**What you will do:**
From the entries below, work out the number of lines that hold the word "Output", and give that number alone.

**Record excerpts:**
┄┄┄┄┄┄┄┄┄┄
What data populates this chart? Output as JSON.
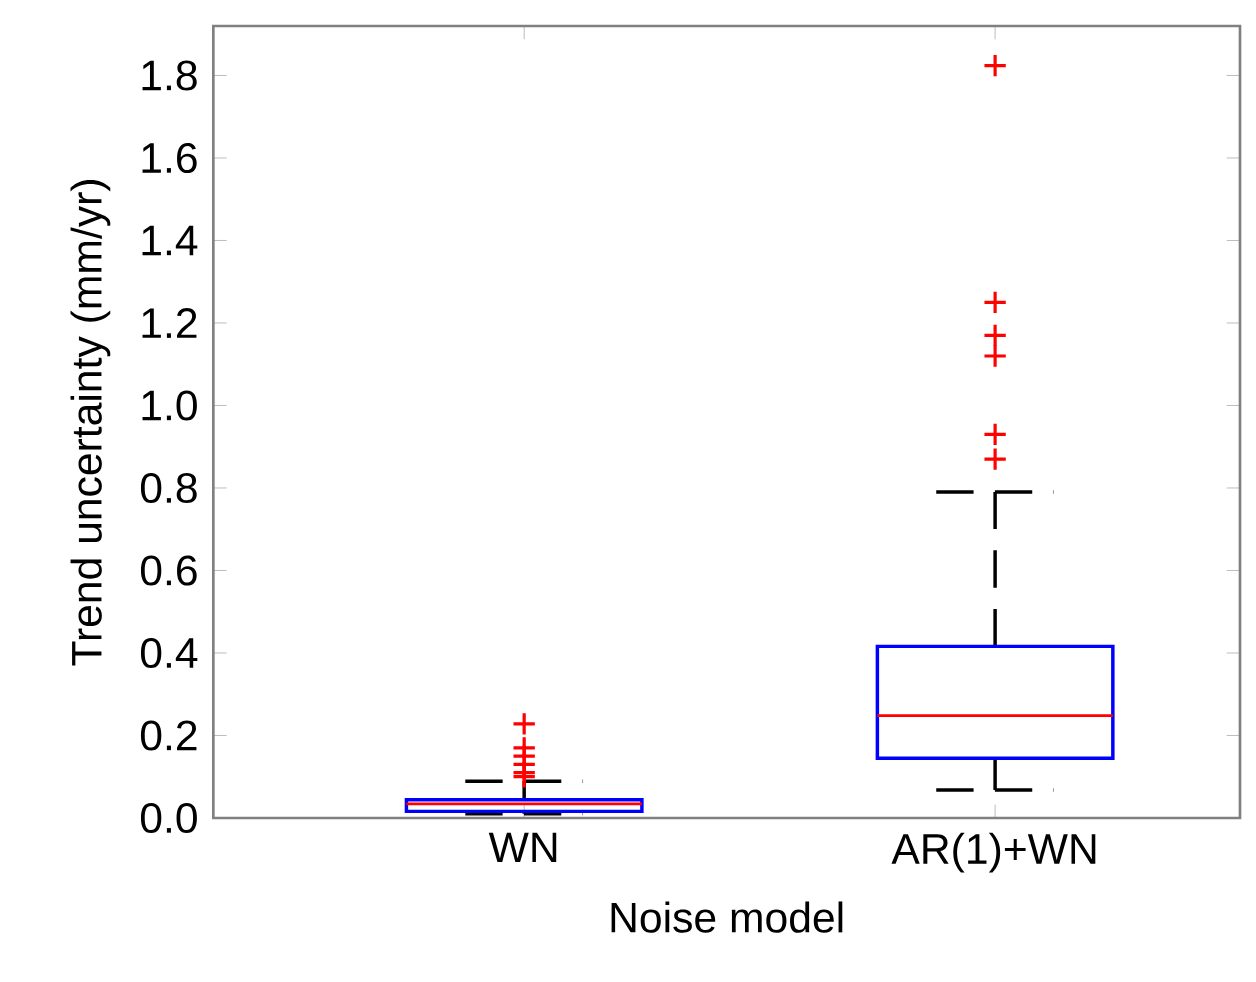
{
  "chart_data": {
    "type": "box",
    "xlabel": "Noise model",
    "ylabel": "Trend uncertainty (mm/yr)",
    "categories": [
      "WN",
      "AR(1)+WN"
    ],
    "ylim": [
      0,
      1.92
    ],
    "yticks": [
      {
        "value": 0,
        "label": "0.0"
      },
      {
        "value": 0.2,
        "label": "0.2"
      },
      {
        "value": 0.4,
        "label": "0.4"
      },
      {
        "value": 0.6,
        "label": "0.6"
      },
      {
        "value": 0.8,
        "label": "0.8"
      },
      {
        "value": 1.0,
        "label": "1.0"
      },
      {
        "value": 1.2,
        "label": "1.2"
      },
      {
        "value": 1.4,
        "label": "1.4"
      },
      {
        "value": 1.6,
        "label": "1.6"
      },
      {
        "value": 1.8,
        "label": "1.8"
      }
    ],
    "series": [
      {
        "color": "#0000ff",
        "boxes": [
          {
            "low": 0.01,
            "q1": 0.016,
            "median": 0.034,
            "q3": 0.044,
            "high": 0.089,
            "outliers": [
              0.228,
              0.17,
              0.15,
              0.13,
              0.11,
              0.1
            ]
          },
          {
            "low": 0.068,
            "q1": 0.145,
            "median": 0.248,
            "q3": 0.416,
            "high": 0.79,
            "outliers": [
              1.824,
              1.25,
              1.17,
              1.12,
              0.93,
              0.87
            ]
          }
        ]
      }
    ],
    "marker": "cross"
  }
}
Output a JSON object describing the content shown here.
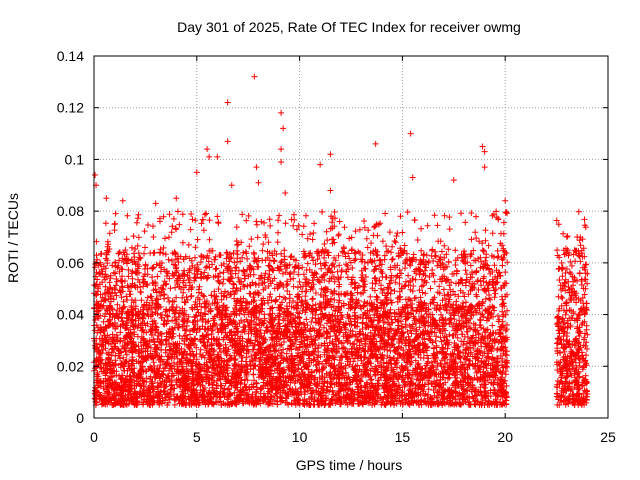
{
  "chart_data": {
    "type": "scatter",
    "title": "Day 301 of 2025, Rate Of TEC Index for receiver owmg",
    "xlabel": "GPS time / hours",
    "ylabel": "ROTI / TECUs",
    "xlim": [
      0,
      25
    ],
    "ylim": [
      0,
      0.14
    ],
    "xticks": [
      0,
      5,
      10,
      15,
      20,
      25
    ],
    "yticks": [
      0,
      0.02,
      0.04,
      0.06,
      0.08,
      0.1,
      0.12,
      0.14
    ],
    "xtick_labels": [
      "0",
      "5",
      "10",
      "15",
      "20",
      "25"
    ],
    "ytick_labels": [
      "0",
      "0.02",
      "0.04",
      "0.06",
      "0.08",
      "0.1",
      "0.12",
      "0.14"
    ],
    "grid": true,
    "marker": "+",
    "series_color": "#ff0000",
    "data_coverage_hours": [
      [
        0,
        20.1
      ],
      [
        22.5,
        24.0
      ]
    ],
    "typical_range": [
      0.005,
      0.045
    ],
    "outliers": [
      {
        "x": 0.05,
        "y": 0.094
      },
      {
        "x": 0.1,
        "y": 0.09
      },
      {
        "x": 0.6,
        "y": 0.085
      },
      {
        "x": 1.4,
        "y": 0.084
      },
      {
        "x": 3.0,
        "y": 0.083
      },
      {
        "x": 4.0,
        "y": 0.085
      },
      {
        "x": 5.0,
        "y": 0.095
      },
      {
        "x": 5.5,
        "y": 0.104
      },
      {
        "x": 5.6,
        "y": 0.101
      },
      {
        "x": 6.0,
        "y": 0.101
      },
      {
        "x": 6.5,
        "y": 0.107
      },
      {
        "x": 6.5,
        "y": 0.122
      },
      {
        "x": 6.7,
        "y": 0.09
      },
      {
        "x": 7.8,
        "y": 0.132
      },
      {
        "x": 7.9,
        "y": 0.097
      },
      {
        "x": 8.0,
        "y": 0.091
      },
      {
        "x": 9.1,
        "y": 0.118
      },
      {
        "x": 9.2,
        "y": 0.112
      },
      {
        "x": 9.1,
        "y": 0.104
      },
      {
        "x": 9.1,
        "y": 0.099
      },
      {
        "x": 9.3,
        "y": 0.087
      },
      {
        "x": 11.0,
        "y": 0.098
      },
      {
        "x": 11.5,
        "y": 0.102
      },
      {
        "x": 11.5,
        "y": 0.088
      },
      {
        "x": 13.7,
        "y": 0.106
      },
      {
        "x": 15.4,
        "y": 0.11
      },
      {
        "x": 15.5,
        "y": 0.093
      },
      {
        "x": 17.5,
        "y": 0.092
      },
      {
        "x": 18.9,
        "y": 0.105
      },
      {
        "x": 19.0,
        "y": 0.103
      },
      {
        "x": 19.0,
        "y": 0.097
      },
      {
        "x": 20.0,
        "y": 0.084
      },
      {
        "x": 23.0,
        "y": 0.07
      },
      {
        "x": 23.5,
        "y": 0.07
      }
    ]
  }
}
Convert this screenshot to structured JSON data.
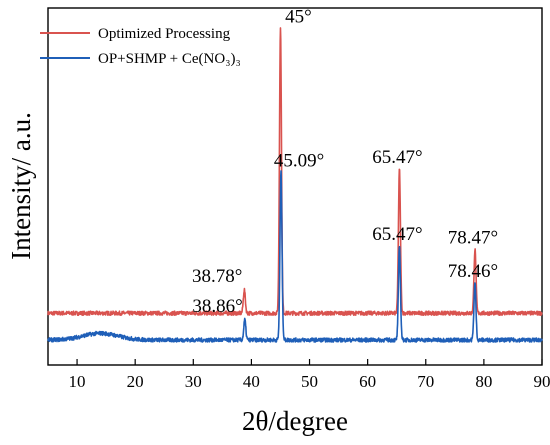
┄┄┄┄┄┄┄┄┄┄
**Completed task:**
2